WHAT IS REQUIRED >> Find the lines below that contain the string "stores". Copy each one.

SUPPLIED RECORDS >>
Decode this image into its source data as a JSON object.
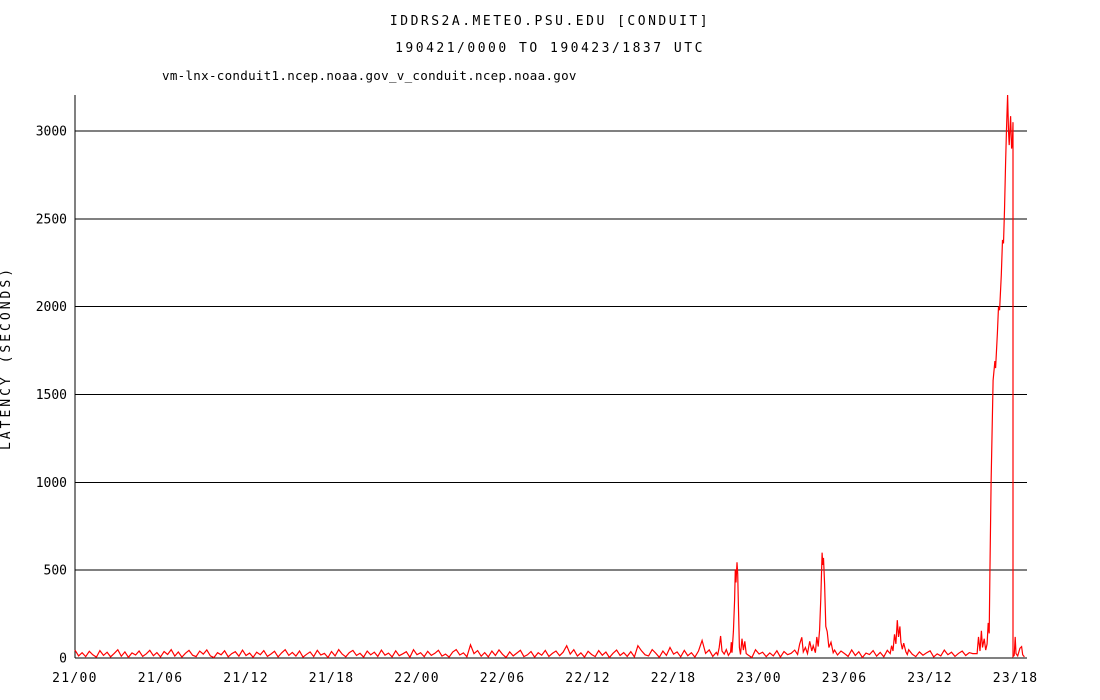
{
  "page": {
    "background": "#ffffff"
  },
  "chart_data": {
    "type": "line",
    "title": "IDDRS2A.METEO.PSU.EDU [CONDUIT]",
    "subtitle": "190421/0000 TO 190423/1837 UTC",
    "legend_series": "vm-lnx-conduit1.ncep.noaa.gov_v_conduit.ncep.noaa.gov",
    "ylabel": "LATENCY (SECONDS)",
    "xlabel": "",
    "series_color": "#ff0000",
    "axis_color": "#000000",
    "grid": "horizontal-only",
    "legend_position": "top-left",
    "x_unit": "hours since 2019-04-21 0000 UTC",
    "xlim": [
      0,
      66.8
    ],
    "ylim": [
      0,
      3300
    ],
    "y_ticks": [
      0,
      500,
      1000,
      1500,
      2000,
      2500,
      3000
    ],
    "x_ticks": [
      {
        "t": 0,
        "label": "21/00"
      },
      {
        "t": 6,
        "label": "21/06"
      },
      {
        "t": 12,
        "label": "21/12"
      },
      {
        "t": 18,
        "label": "21/18"
      },
      {
        "t": 24,
        "label": "22/00"
      },
      {
        "t": 30,
        "label": "22/06"
      },
      {
        "t": 36,
        "label": "22/12"
      },
      {
        "t": 42,
        "label": "22/18"
      },
      {
        "t": 48,
        "label": "23/00"
      },
      {
        "t": 54,
        "label": "23/06"
      },
      {
        "t": 60,
        "label": "23/12"
      },
      {
        "t": 66,
        "label": "23/18"
      }
    ],
    "baseline": {
      "start_h": 0,
      "dt_h": 0.25,
      "values": [
        45,
        12,
        30,
        8,
        38,
        18,
        5,
        42,
        15,
        33,
        7,
        26,
        47,
        10,
        35,
        4,
        29,
        17,
        40,
        9,
        24,
        44,
        13,
        31,
        6,
        37,
        20,
        48,
        11,
        34,
        5,
        27,
        43,
        16,
        8,
        39,
        22,
        46,
        12,
        3,
        30,
        18,
        41,
        7,
        25,
        36,
        10,
        45,
        14,
        28,
        4,
        33,
        19,
        42,
        9,
        23,
        38,
        6,
        29,
        47,
        15,
        32,
        11,
        40,
        5,
        21,
        35,
        8,
        44,
        17,
        26,
        3,
        37,
        12,
        48,
        22,
        7,
        31,
        43,
        14,
        27,
        5,
        39,
        18,
        33,
        9,
        45,
        16,
        28,
        6,
        41,
        13,
        24,
        36,
        4,
        47,
        19,
        30,
        8,
        38,
        15,
        27,
        44,
        11,
        22,
        5,
        34,
        48,
        17,
        29,
        7,
        75,
        25,
        42,
        10,
        31,
        6,
        39,
        14,
        46,
        21,
        3,
        35,
        12,
        28,
        44,
        8,
        18,
        37,
        5,
        30,
        16,
        43,
        9,
        26,
        40,
        13,
        33,
        70,
        22,
        47,
        11,
        29,
        5,
        38,
        20,
        8,
        42,
        16,
        34,
        3,
        27,
        45,
        14,
        31,
        9,
        36,
        6,
        70,
        41,
        18,
        12,
        48,
        28,
        4,
        39,
        15,
        60,
        22,
        35,
        7,
        43,
        13,
        30,
        5,
        40,
        100,
        26,
        46,
        9,
        32,
        14,
        38,
        6,
        28,
        21,
        44,
        10,
        36,
        16,
        3,
        47,
        23,
        33,
        8,
        29,
        12,
        41,
        5,
        37,
        19,
        27,
        45,
        8,
        31,
        15,
        39,
        4,
        23,
        43,
        11,
        34,
        6,
        30,
        17,
        40,
        25,
        9,
        46,
        14,
        36,
        3,
        28,
        20,
        42,
        10,
        32,
        7,
        44,
        18,
        26,
        5,
        38,
        13,
        47,
        21,
        8,
        35,
        16,
        29,
        41,
        6,
        24,
        12,
        45,
        19,
        33,
        9,
        27,
        39,
        14,
        31,
        25
      ]
    },
    "spike_segments": [
      {
        "name": "spike-22-2230utc",
        "points": [
          [
            45.1,
            18
          ],
          [
            45.2,
            60
          ],
          [
            45.3,
            125
          ],
          [
            45.4,
            40
          ],
          [
            45.55,
            22
          ],
          [
            45.7,
            48
          ],
          [
            45.85,
            15
          ],
          [
            46.0,
            35
          ],
          [
            46.05,
            90
          ],
          [
            46.1,
            30
          ],
          [
            46.2,
            150
          ],
          [
            46.28,
            330
          ],
          [
            46.33,
            505
          ],
          [
            46.38,
            430
          ],
          [
            46.45,
            545
          ],
          [
            46.5,
            480
          ],
          [
            46.55,
            300
          ],
          [
            46.62,
            60
          ],
          [
            46.7,
            20
          ],
          [
            46.8,
            110
          ],
          [
            46.9,
            45
          ],
          [
            47.0,
            95
          ],
          [
            47.1,
            25
          ]
        ]
      },
      {
        "name": "spike-23-0425utc",
        "points": [
          [
            50.7,
            20
          ],
          [
            50.85,
            80
          ],
          [
            51.0,
            118
          ],
          [
            51.1,
            35
          ],
          [
            51.25,
            60
          ],
          [
            51.4,
            25
          ],
          [
            51.55,
            95
          ],
          [
            51.7,
            40
          ],
          [
            51.8,
            70
          ],
          [
            51.95,
            30
          ],
          [
            52.05,
            120
          ],
          [
            52.15,
            65
          ],
          [
            52.25,
            160
          ],
          [
            52.33,
            340
          ],
          [
            52.42,
            600
          ],
          [
            52.47,
            530
          ],
          [
            52.52,
            570
          ],
          [
            52.6,
            420
          ],
          [
            52.68,
            180
          ],
          [
            52.78,
            150
          ],
          [
            52.9,
            60
          ],
          [
            53.05,
            90
          ],
          [
            53.2,
            30
          ],
          [
            53.3,
            45
          ]
        ]
      },
      {
        "name": "spike-23-0940utc",
        "points": [
          [
            57.2,
            25
          ],
          [
            57.3,
            70
          ],
          [
            57.4,
            40
          ],
          [
            57.5,
            135
          ],
          [
            57.6,
            80
          ],
          [
            57.7,
            215
          ],
          [
            57.78,
            120
          ],
          [
            57.88,
            180
          ],
          [
            57.95,
            90
          ],
          [
            58.05,
            50
          ],
          [
            58.15,
            85
          ],
          [
            58.3,
            35
          ],
          [
            58.4,
            20
          ]
        ]
      },
      {
        "name": "spike-23-1730utc-peak3205",
        "points": [
          [
            63.3,
            25
          ],
          [
            63.4,
            120
          ],
          [
            63.5,
            40
          ],
          [
            63.6,
            155
          ],
          [
            63.68,
            60
          ],
          [
            63.8,
            110
          ],
          [
            63.9,
            45
          ],
          [
            64.0,
            80
          ],
          [
            64.08,
            200
          ],
          [
            64.15,
            140
          ],
          [
            64.2,
            480
          ],
          [
            64.28,
            1000
          ],
          [
            64.42,
            1580
          ],
          [
            64.55,
            1690
          ],
          [
            64.6,
            1650
          ],
          [
            64.72,
            1850
          ],
          [
            64.8,
            2000
          ],
          [
            64.88,
            1980
          ],
          [
            65.0,
            2180
          ],
          [
            65.08,
            2380
          ],
          [
            65.15,
            2360
          ],
          [
            65.22,
            2550
          ],
          [
            65.3,
            2820
          ],
          [
            65.36,
            3010
          ],
          [
            65.4,
            3100
          ],
          [
            65.44,
            3205
          ],
          [
            65.5,
            3000
          ],
          [
            65.55,
            2920
          ],
          [
            65.65,
            3085
          ],
          [
            65.72,
            2900
          ],
          [
            65.78,
            2950
          ],
          [
            65.82,
            3050
          ],
          [
            65.82,
            8
          ],
          [
            65.9,
            15
          ],
          [
            65.97,
            120
          ],
          [
            66.03,
            25
          ],
          [
            66.15,
            12
          ],
          [
            66.3,
            55
          ],
          [
            66.42,
            65
          ],
          [
            66.5,
            18
          ],
          [
            66.62,
            6
          ]
        ]
      }
    ]
  }
}
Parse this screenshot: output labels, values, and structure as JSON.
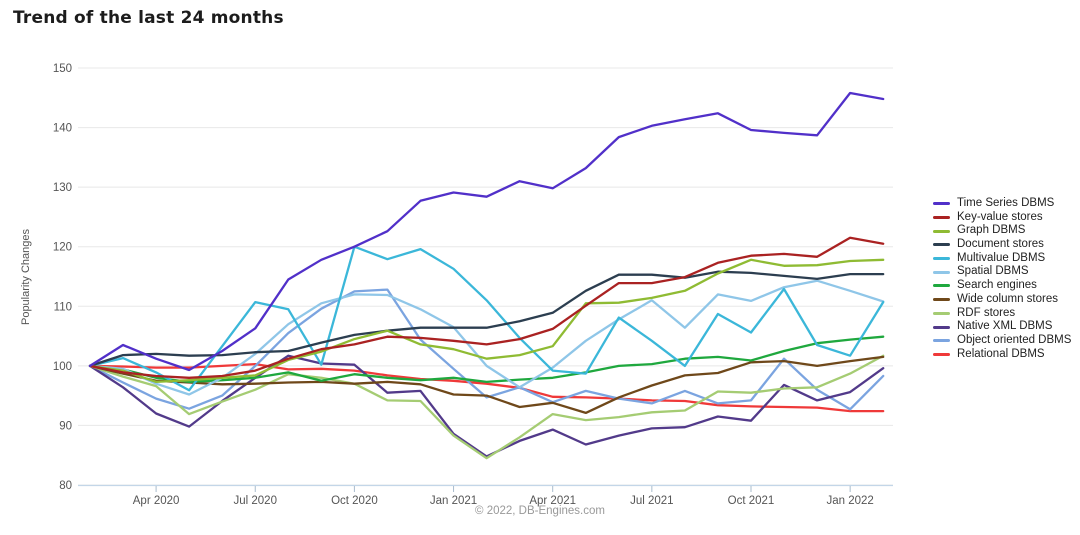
{
  "page": {
    "title": "Trend of the last 24 months",
    "footer_credit": "© 2022, DB-Engines.com"
  },
  "chart_data": {
    "type": "line",
    "title": "Trend of the last 24 months",
    "xlabel": "",
    "ylabel": "Popularity Changes",
    "ylim": [
      80,
      150
    ],
    "y_ticks": [
      80,
      90,
      100,
      110,
      120,
      130,
      140,
      150
    ],
    "grid": true,
    "legend_position": "right",
    "x": [
      "Feb 2020",
      "Mar 2020",
      "Apr 2020",
      "May 2020",
      "Jun 2020",
      "Jul 2020",
      "Aug 2020",
      "Sep 2020",
      "Oct 2020",
      "Nov 2020",
      "Dec 2020",
      "Jan 2021",
      "Feb 2021",
      "Mar 2021",
      "Apr 2021",
      "May 2021",
      "Jun 2021",
      "Jul 2021",
      "Aug 2021",
      "Sep 2021",
      "Oct 2021",
      "Nov 2021",
      "Dec 2021",
      "Jan 2022",
      "Feb 2022"
    ],
    "x_tick_indices": [
      2,
      5,
      8,
      11,
      14,
      17,
      20,
      23
    ],
    "x_tick_labels": [
      "Apr 2020",
      "Jul 2020",
      "Oct 2020",
      "Jan 2021",
      "Apr 2021",
      "Jul 2021",
      "Oct 2021",
      "Jan 2022"
    ],
    "series": [
      {
        "name": "Time Series DBMS",
        "color": "#5130c9",
        "values": [
          100,
          103.5,
          101.2,
          99.3,
          102.5,
          106.3,
          114.5,
          117.8,
          120,
          122.6,
          127.7,
          129.1,
          128.4,
          131,
          129.8,
          133.2,
          138.4,
          140.3,
          141.4,
          142.4,
          139.6,
          139.1,
          138.7,
          145.8,
          144.8
        ]
      },
      {
        "name": "Key-value stores",
        "color": "#aa2222",
        "values": [
          100,
          98.9,
          98.3,
          98,
          98.3,
          99.2,
          101.2,
          102.8,
          103.6,
          104.9,
          104.7,
          104.2,
          103.6,
          104.5,
          106.2,
          110.1,
          113.9,
          113.9,
          114.9,
          117.3,
          118.5,
          118.8,
          118.3,
          121.5,
          120.5
        ]
      },
      {
        "name": "Graph DBMS",
        "color": "#8fbb33",
        "values": [
          100,
          99.2,
          97.3,
          97.6,
          98,
          98.4,
          101,
          102.4,
          104.5,
          105.9,
          103.6,
          102.8,
          101.2,
          101.8,
          103.3,
          110.5,
          110.6,
          111.4,
          112.6,
          115.5,
          117.8,
          116.8,
          116.9,
          117.6,
          117.8
        ]
      },
      {
        "name": "Document stores",
        "color": "#2c3e50",
        "values": [
          100,
          101.8,
          102,
          101.7,
          101.8,
          102.3,
          102.5,
          103.9,
          105.2,
          105.9,
          106.4,
          106.4,
          106.4,
          107.5,
          108.9,
          112.6,
          115.3,
          115.3,
          114.8,
          115.8,
          115.6,
          115.1,
          114.6,
          115.4,
          115.4
        ]
      },
      {
        "name": "Multivalue DBMS",
        "color": "#3bb7d9",
        "values": [
          100,
          101.3,
          98.9,
          95.9,
          103.3,
          110.7,
          109.5,
          100.2,
          120,
          117.9,
          119.6,
          116.3,
          111,
          104.7,
          99.2,
          98.7,
          108.1,
          104.2,
          100,
          108.7,
          105.6,
          112.9,
          103.5,
          101.7,
          110.7
        ]
      },
      {
        "name": "Spatial DBMS",
        "color": "#8fc6e8",
        "values": [
          100,
          99.5,
          97,
          95.2,
          98,
          102,
          107,
          110.5,
          112,
          111.9,
          109.5,
          106.5,
          100,
          96.4,
          99.7,
          104.2,
          107.8,
          111,
          106.4,
          112,
          110.9,
          113.2,
          114.3,
          112.6,
          110.8
        ]
      },
      {
        "name": "Search engines",
        "color": "#1fa83e",
        "values": [
          100,
          99.4,
          98,
          97.3,
          97.6,
          98,
          98.9,
          97.5,
          98.6,
          98,
          97.6,
          98,
          97.3,
          97.7,
          98,
          98.9,
          100,
          100.3,
          101.2,
          101.5,
          100.9,
          102.5,
          103.8,
          104.4,
          104.9
        ]
      },
      {
        "name": "Wide column stores",
        "color": "#6f481a",
        "values": [
          100,
          98.7,
          97.5,
          97.2,
          96.9,
          97,
          97.2,
          97.3,
          97,
          97.3,
          96.9,
          95.2,
          95,
          93.1,
          93.8,
          92.1,
          94.7,
          96.7,
          98.4,
          98.8,
          100.6,
          100.8,
          100,
          100.8,
          101.5
        ]
      },
      {
        "name": "RDF stores",
        "color": "#a5cc73",
        "values": [
          100,
          98.2,
          96.6,
          91.9,
          94,
          96,
          98.6,
          98,
          97,
          94.2,
          94.1,
          88.3,
          84.5,
          88,
          91.9,
          90.9,
          91.4,
          92.2,
          92.5,
          95.7,
          95.5,
          96.2,
          96.4,
          98.7,
          101.7
        ]
      },
      {
        "name": "Native XML DBMS",
        "color": "#523a8a",
        "values": [
          100,
          96.4,
          92,
          89.8,
          94.1,
          98,
          101.7,
          100.4,
          100.2,
          95.5,
          95.8,
          88.6,
          84.8,
          87.4,
          89.3,
          86.8,
          88.3,
          89.5,
          89.7,
          91.5,
          90.8,
          96.8,
          94.2,
          95.6,
          99.6
        ]
      },
      {
        "name": "Object oriented DBMS",
        "color": "#7ba4e0",
        "values": [
          100,
          97.2,
          94.5,
          92.8,
          95,
          100,
          105.5,
          109.6,
          112.5,
          112.8,
          104.4,
          99.5,
          94.7,
          96.4,
          93.9,
          95.8,
          94.5,
          93.7,
          95.8,
          93.7,
          94.2,
          101.2,
          96,
          92.7,
          98.3
        ]
      },
      {
        "name": "Relational DBMS",
        "color": "#ef3939",
        "values": [
          100,
          99.9,
          99.7,
          99.7,
          100,
          100.3,
          99.4,
          99.5,
          99.2,
          98.4,
          97.8,
          97.5,
          97,
          96.3,
          94.8,
          94.7,
          94.5,
          94.2,
          94.1,
          93.4,
          93.2,
          93.1,
          93,
          92.4,
          92.4
        ]
      }
    ],
    "style": {
      "grid_color": "#e8e8e8",
      "axis_line_color": "#c3d6e8",
      "tick_label_color": "#555555",
      "line_width": 2.3
    }
  }
}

SOLUTION >>
        "name": "Key-value stores",
        "name": "Document stores",
        "name": "Wide column stores",
        "name": "RDF stores",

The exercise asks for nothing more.